To do:
Pull every line containing the word "name" from the records.

***

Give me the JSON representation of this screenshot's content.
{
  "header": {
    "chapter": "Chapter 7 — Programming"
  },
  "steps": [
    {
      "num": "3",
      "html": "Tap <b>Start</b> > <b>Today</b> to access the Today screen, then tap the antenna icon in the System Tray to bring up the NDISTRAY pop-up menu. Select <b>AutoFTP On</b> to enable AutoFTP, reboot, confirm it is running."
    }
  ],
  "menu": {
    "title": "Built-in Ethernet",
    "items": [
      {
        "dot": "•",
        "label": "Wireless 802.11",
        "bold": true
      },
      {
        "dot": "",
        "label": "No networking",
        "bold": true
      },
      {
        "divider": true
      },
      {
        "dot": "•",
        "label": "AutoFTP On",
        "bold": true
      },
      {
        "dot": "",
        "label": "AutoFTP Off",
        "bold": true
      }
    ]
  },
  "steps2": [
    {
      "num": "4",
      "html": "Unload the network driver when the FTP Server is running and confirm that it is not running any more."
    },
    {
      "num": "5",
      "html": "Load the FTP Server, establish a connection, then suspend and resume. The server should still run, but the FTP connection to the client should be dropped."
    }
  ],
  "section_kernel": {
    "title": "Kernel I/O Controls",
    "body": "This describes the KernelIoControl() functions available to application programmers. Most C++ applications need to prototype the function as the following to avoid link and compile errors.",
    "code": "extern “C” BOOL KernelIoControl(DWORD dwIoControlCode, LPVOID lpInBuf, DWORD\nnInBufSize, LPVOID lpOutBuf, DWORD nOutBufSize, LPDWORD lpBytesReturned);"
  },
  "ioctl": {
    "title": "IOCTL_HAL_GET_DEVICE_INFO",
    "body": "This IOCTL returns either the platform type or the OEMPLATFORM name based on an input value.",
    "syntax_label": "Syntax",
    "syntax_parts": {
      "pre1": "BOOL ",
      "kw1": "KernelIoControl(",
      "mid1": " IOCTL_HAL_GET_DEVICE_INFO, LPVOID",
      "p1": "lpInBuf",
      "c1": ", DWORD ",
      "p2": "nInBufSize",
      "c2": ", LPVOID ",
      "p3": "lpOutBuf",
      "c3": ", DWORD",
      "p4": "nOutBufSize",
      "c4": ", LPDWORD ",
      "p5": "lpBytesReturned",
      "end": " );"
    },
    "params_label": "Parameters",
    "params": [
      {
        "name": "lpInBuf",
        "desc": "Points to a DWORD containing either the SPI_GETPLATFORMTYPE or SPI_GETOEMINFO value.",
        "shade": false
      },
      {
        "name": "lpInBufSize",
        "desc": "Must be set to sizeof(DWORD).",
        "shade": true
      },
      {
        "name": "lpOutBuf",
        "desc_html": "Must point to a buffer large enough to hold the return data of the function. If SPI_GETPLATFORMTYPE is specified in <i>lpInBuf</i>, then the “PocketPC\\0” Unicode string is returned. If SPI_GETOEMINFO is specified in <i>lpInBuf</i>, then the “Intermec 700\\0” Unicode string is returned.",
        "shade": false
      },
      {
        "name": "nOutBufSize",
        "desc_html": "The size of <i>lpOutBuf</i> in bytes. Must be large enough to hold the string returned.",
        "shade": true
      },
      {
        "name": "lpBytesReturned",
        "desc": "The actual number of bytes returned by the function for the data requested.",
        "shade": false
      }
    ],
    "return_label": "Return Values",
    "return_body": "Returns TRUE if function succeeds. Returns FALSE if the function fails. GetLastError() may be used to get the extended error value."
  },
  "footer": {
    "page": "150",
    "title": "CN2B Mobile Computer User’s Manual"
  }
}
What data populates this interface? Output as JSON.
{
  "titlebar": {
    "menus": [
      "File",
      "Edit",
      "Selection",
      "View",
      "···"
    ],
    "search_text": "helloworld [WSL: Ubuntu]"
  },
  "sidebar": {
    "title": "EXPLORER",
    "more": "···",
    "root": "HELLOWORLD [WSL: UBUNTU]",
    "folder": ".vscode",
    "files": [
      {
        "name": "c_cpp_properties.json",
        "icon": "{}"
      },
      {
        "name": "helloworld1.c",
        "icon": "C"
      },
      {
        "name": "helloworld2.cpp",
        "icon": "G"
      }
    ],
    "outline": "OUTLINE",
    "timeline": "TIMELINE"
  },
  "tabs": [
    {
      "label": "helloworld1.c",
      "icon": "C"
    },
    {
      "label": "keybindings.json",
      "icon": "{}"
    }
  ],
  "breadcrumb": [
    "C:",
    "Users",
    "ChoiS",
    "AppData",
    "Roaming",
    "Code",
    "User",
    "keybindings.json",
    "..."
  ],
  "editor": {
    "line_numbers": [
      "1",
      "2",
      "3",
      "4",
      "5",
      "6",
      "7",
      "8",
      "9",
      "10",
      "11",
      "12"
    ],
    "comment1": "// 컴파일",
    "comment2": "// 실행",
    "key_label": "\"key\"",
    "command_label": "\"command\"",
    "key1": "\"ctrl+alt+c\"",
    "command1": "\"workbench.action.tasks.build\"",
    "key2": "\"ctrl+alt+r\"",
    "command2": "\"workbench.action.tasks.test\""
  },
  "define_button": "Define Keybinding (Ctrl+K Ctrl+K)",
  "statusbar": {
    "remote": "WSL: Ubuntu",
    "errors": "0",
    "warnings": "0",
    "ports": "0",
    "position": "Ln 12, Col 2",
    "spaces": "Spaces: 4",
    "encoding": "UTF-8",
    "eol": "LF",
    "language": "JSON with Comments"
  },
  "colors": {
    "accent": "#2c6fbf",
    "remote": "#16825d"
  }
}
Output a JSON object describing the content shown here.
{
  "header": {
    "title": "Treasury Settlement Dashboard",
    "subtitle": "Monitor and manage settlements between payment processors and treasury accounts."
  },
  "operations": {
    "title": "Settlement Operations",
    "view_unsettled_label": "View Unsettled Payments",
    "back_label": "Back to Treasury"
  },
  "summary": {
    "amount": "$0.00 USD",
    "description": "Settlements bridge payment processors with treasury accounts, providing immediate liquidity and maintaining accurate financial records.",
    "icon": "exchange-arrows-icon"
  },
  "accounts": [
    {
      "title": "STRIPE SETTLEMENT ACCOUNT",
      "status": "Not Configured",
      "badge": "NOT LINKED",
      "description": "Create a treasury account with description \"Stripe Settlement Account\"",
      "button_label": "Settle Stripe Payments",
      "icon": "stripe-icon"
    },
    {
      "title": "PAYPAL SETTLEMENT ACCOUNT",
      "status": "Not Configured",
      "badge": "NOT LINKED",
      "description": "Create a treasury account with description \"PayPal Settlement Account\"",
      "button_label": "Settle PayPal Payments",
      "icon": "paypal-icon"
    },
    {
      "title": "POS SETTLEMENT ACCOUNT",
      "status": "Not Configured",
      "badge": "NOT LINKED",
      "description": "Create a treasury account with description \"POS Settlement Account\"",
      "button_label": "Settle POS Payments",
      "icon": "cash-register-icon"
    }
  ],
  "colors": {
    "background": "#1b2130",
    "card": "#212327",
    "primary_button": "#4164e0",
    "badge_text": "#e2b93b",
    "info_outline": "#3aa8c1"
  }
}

***

Output of the task:
    "body": "This IOCTL returns either the platform type or the OEMPLATFORM name based on an input value.",
        "name": "lpInBuf",
        "name": "lpInBufSize",
        "name": "lpOutBuf",
        "name": "nOutBufSize",
        "name": "lpBytesReturned",
        "name": "c_cpp_properties.json",
        "name": "helloworld1.c",
        "name": "helloworld2.cpp",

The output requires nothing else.